*PROBLEM STATEMENT:* Rewrite the listing below, replacing every "data-point" with "plot-marker" and keeping everything else unchanged. Leave the pictures out.

*DATA PROVIDED:*
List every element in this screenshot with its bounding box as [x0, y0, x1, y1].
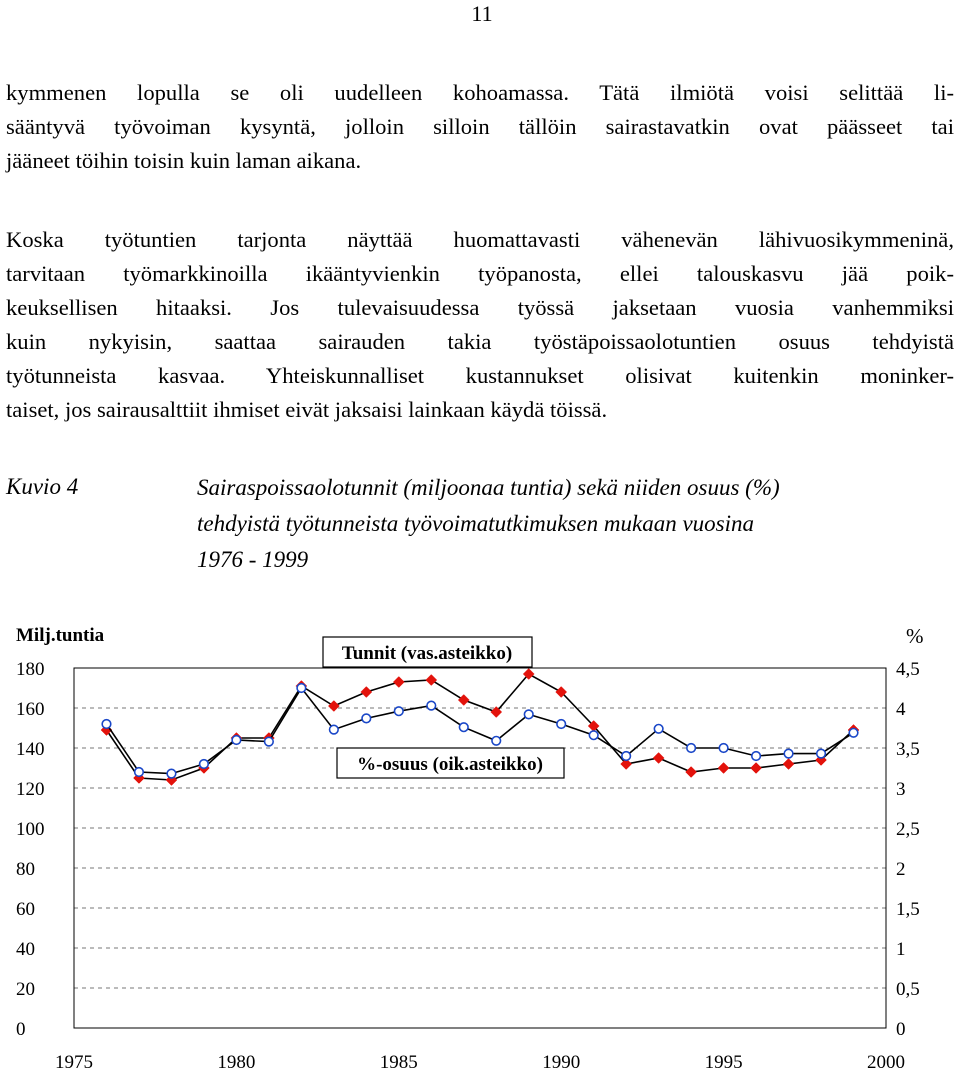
data-point [719, 744, 728, 753]
x-tick-label: 1995 [704, 1052, 743, 1073]
left-tick-label: 0 [16, 1019, 26, 1040]
caption-line: Sairaspoissaolotunnit (miljoonaa tuntia) sekä niiden osuus (%) [197, 475, 780, 500]
data-point [654, 725, 663, 734]
legend-share-label: %-osuus (oik.asteikko) [357, 754, 543, 775]
data-point [849, 729, 858, 738]
data-point [622, 752, 631, 761]
paragraph-2 [6, 223, 954, 427]
left-tick-label: 80 [16, 859, 35, 880]
right-tick-label: 1,5 [896, 899, 920, 920]
data-point [524, 710, 533, 719]
data-point [783, 759, 794, 770]
data-point [426, 675, 437, 686]
x-axis-ticks [55, 1052, 905, 1073]
x-tick-label: 1985 [379, 1052, 418, 1073]
right-axis-title: % [906, 624, 924, 648]
data-point [328, 701, 339, 712]
left-tick-label: 40 [16, 939, 35, 960]
left-tick-label: 100 [16, 819, 45, 840]
data-point [297, 684, 306, 693]
legend-hours-label: Tunnit (vas.asteikko) [341, 643, 513, 664]
data-point [687, 744, 696, 753]
data-point [784, 749, 793, 758]
paragraph-line: Koska työtuntien tarjonta näyttää huomattavasti vähenevän lähivuosikymmeninä, [6, 227, 954, 252]
data-point [653, 753, 664, 764]
x-tick-label: 2000 [867, 1052, 905, 1073]
caption-line: 1976 - 1999 [197, 547, 309, 572]
paragraph-line: kuin nykyisin, saattaa sairauden takia työstäpoissaolotuntien osuus tehdyistä [6, 329, 954, 354]
data-point [459, 723, 468, 732]
left-tick-label: 120 [16, 779, 45, 800]
right-tick-label: 1 [896, 939, 906, 960]
data-point [492, 737, 501, 746]
legend-share [337, 748, 564, 778]
data-point [361, 687, 372, 698]
data-point [102, 720, 111, 729]
data-point [135, 768, 144, 777]
left-tick-label: 20 [16, 979, 35, 1000]
page-number: 11 [471, 1, 493, 26]
data-point [330, 725, 339, 734]
data-point [718, 763, 729, 774]
paragraph-line: keuksellisen hitaaksi. Jos tulevaisuudessa työssä jaksetaan vuosia vanhemmiksi [6, 295, 954, 320]
paragraph-line: kymmenen lopulla se oli uudelleen kohoamassa. Tätä ilmiötä voisi selittää li- [6, 80, 954, 105]
paragraph-line: taiset, jos sairausalttiit ihmiset eivät jaksaisi lainkaan käydä töissä. [6, 397, 608, 422]
figure-label: Kuvio 4 [6, 474, 79, 499]
data-point [557, 720, 566, 729]
left-tick-label: 140 [16, 739, 45, 760]
sick-leave-chart [0, 610, 960, 1076]
paragraph-line: työtunneista kasvaa. Yhteiskunnalliset kustannukset olisivat kuitenkin moninker- [6, 363, 954, 388]
data-point [362, 714, 371, 723]
left-tick-label: 160 [16, 699, 45, 720]
right-tick-label: 2 [896, 859, 906, 880]
left-axis-ticks [16, 659, 45, 1040]
left-tick-label: 180 [16, 659, 45, 680]
data-point [427, 701, 436, 710]
right-tick-label: 3,5 [896, 739, 920, 760]
figure-caption [197, 470, 957, 578]
data-point [395, 707, 404, 716]
plot-frame [74, 668, 886, 1028]
data-point [751, 763, 762, 774]
right-tick-label: 0 [896, 1019, 906, 1040]
paragraph-1 [6, 76, 954, 178]
data-point [589, 731, 598, 740]
data-point [265, 737, 274, 746]
data-point [167, 769, 176, 778]
right-tick-label: 4 [896, 699, 906, 720]
left-axis-title: Milj.tuntia [16, 625, 105, 646]
right-tick-label: 3 [896, 779, 906, 800]
right-tick-label: 2,5 [896, 819, 920, 840]
data-point [232, 736, 241, 745]
data-point [817, 749, 826, 758]
legend-hours [323, 637, 532, 667]
caption-line: tehdyistä työtunneista työvoimatutkimuksen mukaan vuosina [197, 511, 754, 536]
right-axis-ticks [896, 659, 920, 1040]
right-tick-label: 0,5 [896, 979, 920, 1000]
paragraph-line: tarvitaan työmarkkinoilla ikääntyvienkin työpanosta, ellei talouskasvu jää poik- [6, 261, 954, 286]
right-tick-label: 4,5 [896, 659, 920, 680]
paragraph-line: jääneet töihin toisin kuin laman aikana. [6, 148, 362, 173]
x-tick-label: 1975 [55, 1052, 93, 1073]
data-point [686, 767, 697, 778]
paragraph-line: sääntyvä työvoiman kysyntä, jolloin silloin tällöin sairastavatkin ovat päässeet tai [6, 114, 954, 139]
data-point [393, 677, 404, 688]
data-point [200, 760, 209, 769]
data-point [458, 695, 469, 706]
left-tick-label: 60 [16, 899, 35, 920]
x-tick-label: 1990 [542, 1052, 581, 1073]
x-tick-label: 1980 [217, 1052, 256, 1073]
data-point [752, 752, 761, 761]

*EXPECTED OUTPUT:*
List every element in this screenshot with its bounding box as [x0, y0, x1, y1].
plot-marker [719, 744, 728, 753]
x-tick-label: 1995 [704, 1052, 743, 1073]
left-tick-label: 0 [16, 1019, 26, 1040]
caption-line: Sairaspoissaolotunnit (miljoonaa tuntia) sekä niiden osuus (%) [197, 475, 780, 500]
plot-marker [654, 725, 663, 734]
legend-share-label: %-osuus (oik.asteikko) [357, 754, 543, 775]
plot-marker [849, 729, 858, 738]
plot-marker [622, 752, 631, 761]
paragraph-2 [6, 223, 954, 427]
left-tick-label: 80 [16, 859, 35, 880]
right-tick-label: 1,5 [896, 899, 920, 920]
plot-marker [524, 710, 533, 719]
plot-marker [783, 759, 794, 770]
plot-marker [426, 675, 437, 686]
x-axis-ticks [55, 1052, 905, 1073]
x-tick-label: 1985 [379, 1052, 418, 1073]
right-axis-title: % [906, 624, 924, 648]
plot-marker [328, 701, 339, 712]
left-tick-label: 40 [16, 939, 35, 960]
left-tick-label: 100 [16, 819, 45, 840]
plot-marker [297, 684, 306, 693]
legend-hours-label: Tunnit (vas.asteikko) [341, 643, 513, 664]
plot-marker [687, 744, 696, 753]
plot-marker [784, 749, 793, 758]
paragraph-line: Koska työtuntien tarjonta näyttää huomattavasti vähenevän lähivuosikymmeninä, [6, 227, 954, 252]
plot-marker [653, 753, 664, 764]
x-tick-label: 2000 [867, 1052, 905, 1073]
caption-line: 1976 - 1999 [197, 547, 309, 572]
paragraph-line: kuin nykyisin, saattaa sairauden takia työstäpoissaolotuntien osuus tehdyistä [6, 329, 954, 354]
plot-marker [459, 723, 468, 732]
left-tick-label: 120 [16, 779, 45, 800]
right-tick-label: 1 [896, 939, 906, 960]
plot-marker [492, 737, 501, 746]
legend-share [337, 748, 564, 778]
plot-marker [361, 687, 372, 698]
plot-marker [102, 720, 111, 729]
plot-marker [135, 768, 144, 777]
left-tick-label: 20 [16, 979, 35, 1000]
page-number: 11 [471, 1, 493, 26]
plot-marker [330, 725, 339, 734]
plot-marker [718, 763, 729, 774]
paragraph-line: keuksellisen hitaaksi. Jos tulevaisuudessa työssä jaksetaan vuosia vanhemmiksi [6, 295, 954, 320]
paragraph-line: kymmenen lopulla se oli uudelleen kohoamassa. Tätä ilmiötä voisi selittää li- [6, 80, 954, 105]
paragraph-line: taiset, jos sairausalttiit ihmiset eivät jaksaisi lainkaan käydä töissä. [6, 397, 608, 422]
figure-label: Kuvio 4 [6, 474, 79, 499]
plot-marker [557, 720, 566, 729]
left-tick-label: 140 [16, 739, 45, 760]
sick-leave-chart [0, 610, 960, 1076]
paragraph-line: työtunneista kasvaa. Yhteiskunnalliset kustannukset olisivat kuitenkin moninker- [6, 363, 954, 388]
plot-marker [362, 714, 371, 723]
left-tick-label: 160 [16, 699, 45, 720]
right-tick-label: 2 [896, 859, 906, 880]
left-axis-ticks [16, 659, 45, 1040]
left-tick-label: 180 [16, 659, 45, 680]
plot-marker [427, 701, 436, 710]
right-tick-label: 3,5 [896, 739, 920, 760]
figure-caption [197, 470, 957, 578]
plot-marker [395, 707, 404, 716]
plot-frame [74, 668, 886, 1028]
plot-marker [751, 763, 762, 774]
right-tick-label: 0 [896, 1019, 906, 1040]
paragraph-1 [6, 76, 954, 178]
plot-marker [589, 731, 598, 740]
plot-marker [265, 737, 274, 746]
plot-marker [167, 769, 176, 778]
right-tick-label: 4 [896, 699, 906, 720]
left-axis-title: Milj.tuntia [16, 625, 105, 646]
right-tick-label: 3 [896, 779, 906, 800]
right-tick-label: 2,5 [896, 819, 920, 840]
plot-marker [232, 736, 241, 745]
plot-marker [817, 749, 826, 758]
legend-hours [323, 637, 532, 667]
caption-line: tehdyistä työtunneista työvoimatutkimuksen mukaan vuosina [197, 511, 754, 536]
right-axis-ticks [896, 659, 920, 1040]
right-tick-label: 0,5 [896, 979, 920, 1000]
paragraph-line: tarvitaan työmarkkinoilla ikääntyvienkin työpanosta, ellei talouskasvu jää poik- [6, 261, 954, 286]
right-tick-label: 4,5 [896, 659, 920, 680]
paragraph-line: jääneet töihin toisin kuin laman aikana. [6, 148, 362, 173]
x-tick-label: 1975 [55, 1052, 93, 1073]
plot-marker [686, 767, 697, 778]
paragraph-line: sääntyvä työvoiman kysyntä, jolloin silloin tällöin sairastavatkin ovat päässeet tai [6, 114, 954, 139]
plot-marker [393, 677, 404, 688]
plot-marker [200, 760, 209, 769]
plot-marker [458, 695, 469, 706]
left-tick-label: 60 [16, 899, 35, 920]
x-tick-label: 1990 [542, 1052, 581, 1073]
x-tick-label: 1980 [217, 1052, 256, 1073]
plot-marker [752, 752, 761, 761]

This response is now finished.